WRITTEN REQUEST:
Return every record verbatim.

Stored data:
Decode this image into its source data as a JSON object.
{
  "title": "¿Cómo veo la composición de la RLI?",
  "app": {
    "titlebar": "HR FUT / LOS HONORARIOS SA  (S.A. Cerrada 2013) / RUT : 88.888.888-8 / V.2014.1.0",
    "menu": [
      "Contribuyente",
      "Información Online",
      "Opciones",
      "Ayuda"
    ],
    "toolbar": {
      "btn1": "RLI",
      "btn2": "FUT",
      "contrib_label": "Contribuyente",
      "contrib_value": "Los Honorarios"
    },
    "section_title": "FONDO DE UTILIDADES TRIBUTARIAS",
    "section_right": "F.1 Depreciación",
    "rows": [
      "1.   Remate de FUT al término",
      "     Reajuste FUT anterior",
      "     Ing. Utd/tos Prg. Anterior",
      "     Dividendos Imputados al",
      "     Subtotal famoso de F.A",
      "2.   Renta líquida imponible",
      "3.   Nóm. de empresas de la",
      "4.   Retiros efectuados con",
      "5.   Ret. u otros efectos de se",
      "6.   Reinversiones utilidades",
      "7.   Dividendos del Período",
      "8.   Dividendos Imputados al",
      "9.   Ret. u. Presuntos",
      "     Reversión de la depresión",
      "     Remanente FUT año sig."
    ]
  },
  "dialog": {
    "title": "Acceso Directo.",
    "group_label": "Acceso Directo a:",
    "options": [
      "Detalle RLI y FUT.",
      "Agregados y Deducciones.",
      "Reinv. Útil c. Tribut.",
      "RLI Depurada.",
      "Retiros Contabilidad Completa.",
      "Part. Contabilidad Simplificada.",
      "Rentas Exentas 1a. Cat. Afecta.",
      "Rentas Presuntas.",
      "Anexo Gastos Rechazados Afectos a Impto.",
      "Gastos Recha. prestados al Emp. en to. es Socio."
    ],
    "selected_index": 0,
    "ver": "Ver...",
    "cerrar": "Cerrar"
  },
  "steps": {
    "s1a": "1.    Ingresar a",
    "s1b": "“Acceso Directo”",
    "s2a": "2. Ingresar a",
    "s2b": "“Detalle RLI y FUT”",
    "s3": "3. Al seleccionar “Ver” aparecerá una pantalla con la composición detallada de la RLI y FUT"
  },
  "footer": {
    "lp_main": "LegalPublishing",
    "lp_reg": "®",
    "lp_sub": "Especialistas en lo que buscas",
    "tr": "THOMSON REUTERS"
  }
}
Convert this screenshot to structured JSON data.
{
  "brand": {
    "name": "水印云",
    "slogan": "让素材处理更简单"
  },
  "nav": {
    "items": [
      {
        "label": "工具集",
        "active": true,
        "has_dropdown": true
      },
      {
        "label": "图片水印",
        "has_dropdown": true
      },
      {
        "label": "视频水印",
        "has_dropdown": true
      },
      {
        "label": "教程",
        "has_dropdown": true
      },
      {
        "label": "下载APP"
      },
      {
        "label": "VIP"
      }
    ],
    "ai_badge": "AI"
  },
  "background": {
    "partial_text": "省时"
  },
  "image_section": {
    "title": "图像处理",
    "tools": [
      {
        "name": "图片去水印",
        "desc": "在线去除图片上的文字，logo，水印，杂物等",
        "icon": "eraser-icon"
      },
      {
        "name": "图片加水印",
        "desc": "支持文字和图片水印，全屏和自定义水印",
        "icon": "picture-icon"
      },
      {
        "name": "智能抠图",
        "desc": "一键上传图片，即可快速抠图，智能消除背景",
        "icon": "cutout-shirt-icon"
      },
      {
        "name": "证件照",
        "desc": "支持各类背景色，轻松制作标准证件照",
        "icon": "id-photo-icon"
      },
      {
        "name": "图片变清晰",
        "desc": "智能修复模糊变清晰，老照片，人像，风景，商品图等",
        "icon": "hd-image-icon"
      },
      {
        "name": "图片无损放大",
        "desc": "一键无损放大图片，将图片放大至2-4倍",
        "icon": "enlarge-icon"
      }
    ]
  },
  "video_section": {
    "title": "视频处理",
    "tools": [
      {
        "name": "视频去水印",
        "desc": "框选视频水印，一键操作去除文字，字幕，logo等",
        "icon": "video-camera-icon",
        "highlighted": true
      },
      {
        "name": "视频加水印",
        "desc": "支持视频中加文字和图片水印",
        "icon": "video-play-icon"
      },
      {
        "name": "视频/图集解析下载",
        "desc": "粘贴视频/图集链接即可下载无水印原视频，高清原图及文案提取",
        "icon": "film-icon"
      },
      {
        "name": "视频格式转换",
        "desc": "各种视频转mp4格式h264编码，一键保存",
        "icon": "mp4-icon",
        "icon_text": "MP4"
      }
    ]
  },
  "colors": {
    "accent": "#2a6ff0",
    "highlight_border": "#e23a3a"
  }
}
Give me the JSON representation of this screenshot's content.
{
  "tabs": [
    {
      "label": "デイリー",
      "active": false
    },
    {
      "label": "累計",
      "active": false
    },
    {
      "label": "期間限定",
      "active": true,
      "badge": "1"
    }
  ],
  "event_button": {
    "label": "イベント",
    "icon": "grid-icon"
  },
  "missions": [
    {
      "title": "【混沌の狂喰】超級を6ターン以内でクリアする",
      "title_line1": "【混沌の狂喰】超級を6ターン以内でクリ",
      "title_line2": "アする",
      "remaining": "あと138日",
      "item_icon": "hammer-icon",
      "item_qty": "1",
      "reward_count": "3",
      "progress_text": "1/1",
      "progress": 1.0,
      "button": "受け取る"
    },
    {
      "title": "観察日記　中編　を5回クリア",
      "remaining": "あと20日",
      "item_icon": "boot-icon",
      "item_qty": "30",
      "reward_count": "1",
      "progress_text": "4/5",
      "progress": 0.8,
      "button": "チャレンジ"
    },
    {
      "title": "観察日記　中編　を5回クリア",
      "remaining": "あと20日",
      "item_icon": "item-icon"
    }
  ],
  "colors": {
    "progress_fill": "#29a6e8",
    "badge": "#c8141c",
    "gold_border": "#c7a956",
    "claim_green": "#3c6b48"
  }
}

FULL SOLUTION:
Decode this image into its source data as a JSON object.
{
  "title": "¿Cómo veo la composición de la RLI?",
  "app": {
    "titlebar": "HR FUT / LOS HONORARIOS SA  (S.A. Cerrada 2013) / RUT : 88.888.888-8 / V.2014.1.0",
    "menu": [
      "Contribuyente",
      "Información Online",
      "Opciones",
      "Ayuda"
    ],
    "toolbar": {
      "btn1": "RLI",
      "btn2": "FUT",
      "contrib_label": "Contribuyente",
      "contrib_value": "Los Honorarios"
    },
    "section_title": "FONDO DE UTILIDADES TRIBUTARIAS",
    "section_right": "F.1 Depreciación",
    "rows": [
      "1.   Remate de FUT al término",
      "     Reajuste FUT anterior",
      "     Ing. Utd/tos Prg. Anterior",
      "     Dividendos Imputados al",
      "     Subtotal famoso de F.A",
      "2.   Renta líquida imponible",
      "3.   Nóm. de empresas de la",
      "4.   Retiros efectuados con",
      "5.   Ret. u otros efectos de se",
      "6.   Reinversiones utilidades",
      "7.   Dividendos del Período",
      "8.   Dividendos Imputados al",
      "9.   Ret. u. Presuntos",
      "     Reversión de la depresión",
      "     Remanente FUT año sig."
    ]
  },
  "dialog": {
    "title": "Acceso Directo.",
    "group_label": "Acceso Directo a:",
    "options": [
      "Detalle RLI y FUT.",
      "Agregados y Deducciones.",
      "Reinv. Útil c. Tribut.",
      "RLI Depurada.",
      "Retiros Contabilidad Completa.",
      "Part. Contabilidad Simplificada.",
      "Rentas Exentas 1a. Cat. Afecta.",
      "Rentas Presuntas.",
      "Anexo Gastos Rechazados Afectos a Impto.",
      "Gastos Recha. prestados al Emp. en to. es Socio."
    ],
    "selected_index": 0,
    "ver": "Ver...",
    "cerrar": "Cerrar"
  },
  "steps": {
    "s1a": "1.    Ingresar a",
    "s1b": "“Acceso Directo”",
    "s2a": "2. Ingresar a",
    "s2b": "“Detalle RLI y FUT”",
    "s3": "3. Al seleccionar “Ver” aparecerá una pantalla con la composición detallada de la RLI y FUT"
  },
  "footer": {
    "lp_main": "LegalPublishing",
    "lp_reg": "®",
    "lp_sub": "Especialistas en lo que buscas",
    "tr": "THOMSON REUTERS"
  }
}
Convert this screenshot to structured JSON data.
{
  "brand": {
    "name": "水印云",
    "slogan": "让素材处理更简单"
  },
  "nav": {
    "items": [
      {
        "label": "工具集",
        "active": true,
        "has_dropdown": true
      },
      {
        "label": "图片水印",
        "has_dropdown": true
      },
      {
        "label": "视频水印",
        "has_dropdown": true
      },
      {
        "label": "教程",
        "has_dropdown": true
      },
      {
        "label": "下载APP"
      },
      {
        "label": "VIP"
      }
    ],
    "ai_badge": "AI"
  },
  "background": {
    "partial_text": "省时"
  },
  "image_section": {
    "title": "图像处理",
    "tools": [
      {
        "name": "图片去水印",
        "desc": "在线去除图片上的文字，logo，水印，杂物等",
        "icon": "eraser-icon"
      },
      {
        "name": "图片加水印",
        "desc": "支持文字和图片水印，全屏和自定义水印",
        "icon": "picture-icon"
      },
      {
        "name": "智能抠图",
        "desc": "一键上传图片，即可快速抠图，智能消除背景",
        "icon": "cutout-shirt-icon"
      },
      {
        "name": "证件照",
        "desc": "支持各类背景色，轻松制作标准证件照",
        "icon": "id-photo-icon"
      },
      {
        "name": "图片变清晰",
        "desc": "智能修复模糊变清晰，老照片，人像，风景，商品图等",
        "icon": "hd-image-icon"
      },
      {
        "name": "图片无损放大",
        "desc": "一键无损放大图片，将图片放大至2-4倍",
        "icon": "enlarge-icon"
      }
    ]
  },
  "video_section": {
    "title": "视频处理",
    "tools": [
      {
        "name": "视频去水印",
        "desc": "框选视频水印，一键操作去除文字，字幕，logo等",
        "icon": "video-camera-icon",
        "highlighted": true
      },
      {
        "name": "视频加水印",
        "desc": "支持视频中加文字和图片水印",
        "icon": "video-play-icon"
      },
      {
        "name": "视频/图集解析下载",
        "desc": "粘贴视频/图集链接即可下载无水印原视频，高清原图及文案提取",
        "icon": "film-icon"
      },
      {
        "name": "视频格式转换",
        "desc": "各种视频转mp4格式h264编码，一键保存",
        "icon": "mp4-icon",
        "icon_text": "MP4"
      }
    ]
  },
  "colors": {
    "accent": "#2a6ff0",
    "highlight_border": "#e23a3a"
  }
}
Give me the JSON representation of this screenshot's content.
{
  "tabs": [
    {
      "label": "デイリー",
      "active": false
    },
    {
      "label": "累計",
      "active": false
    },
    {
      "label": "期間限定",
      "active": true,
      "badge": "1"
    }
  ],
  "event_button": {
    "label": "イベント",
    "icon": "grid-icon"
  },
  "missions": [
    {
      "title": "【混沌の狂喰】超級を6ターン以内でクリアする",
      "title_line1": "【混沌の狂喰】超級を6ターン以内でクリ",
      "title_line2": "アする",
      "remaining": "あと138日",
      "item_icon": "hammer-icon",
      "item_qty": "1",
      "reward_count": "3",
      "progress_text": "1/1",
      "progress": 1.0,
      "button": "受け取る"
    },
    {
      "title": "観察日記　中編　を5回クリア",
      "remaining": "あと20日",
      "item_icon": "boot-icon",
      "item_qty": "30",
      "reward_count": "1",
      "progress_text": "4/5",
      "progress": 0.8,
      "button": "チャレンジ"
    },
    {
      "title": "観察日記　中編　を5回クリア",
      "remaining": "あと20日",
      "item_icon": "item-icon"
    }
  ],
  "colors": {
    "progress_fill": "#29a6e8",
    "badge": "#c8141c",
    "gold_border": "#c7a956",
    "claim_green": "#3c6b48"
  }
}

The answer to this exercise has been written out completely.